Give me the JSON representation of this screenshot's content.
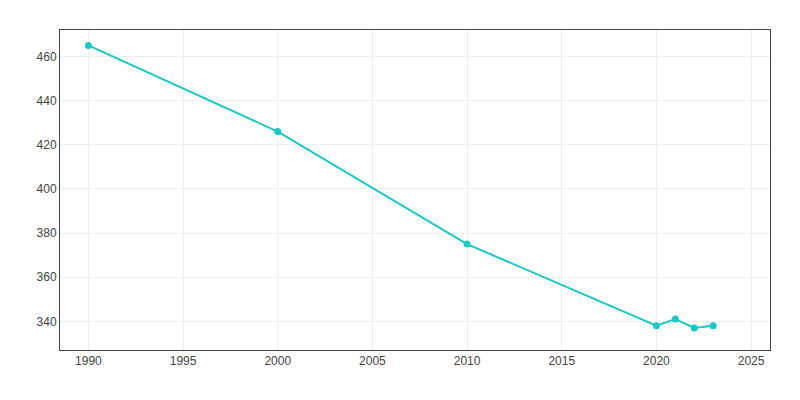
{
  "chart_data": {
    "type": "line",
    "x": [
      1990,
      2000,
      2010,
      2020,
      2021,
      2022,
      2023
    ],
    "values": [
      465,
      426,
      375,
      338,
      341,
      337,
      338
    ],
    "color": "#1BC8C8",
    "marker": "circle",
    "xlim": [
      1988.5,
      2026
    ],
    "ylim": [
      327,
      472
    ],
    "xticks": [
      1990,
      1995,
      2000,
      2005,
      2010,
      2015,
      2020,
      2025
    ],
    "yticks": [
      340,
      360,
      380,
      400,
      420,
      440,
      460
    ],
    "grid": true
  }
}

· · · · · · ·

Written request: Leave the pictures out, and print every line of the listing exactly as written.

Worked solution:
Give me the JSON representation of this screenshot's content.
{
  "chart_data": {
    "type": "line",
    "x": [
      1990,
      2000,
      2010,
      2020,
      2021,
      2022,
      2023
    ],
    "values": [
      465,
      426,
      375,
      338,
      341,
      337,
      338
    ],
    "color": "#1BC8C8",
    "marker": "circle",
    "xlim": [
      1988.5,
      2026
    ],
    "ylim": [
      327,
      472
    ],
    "xticks": [
      1990,
      1995,
      2000,
      2005,
      2010,
      2015,
      2020,
      2025
    ],
    "yticks": [
      340,
      360,
      380,
      400,
      420,
      440,
      460
    ],
    "grid": true
  }
}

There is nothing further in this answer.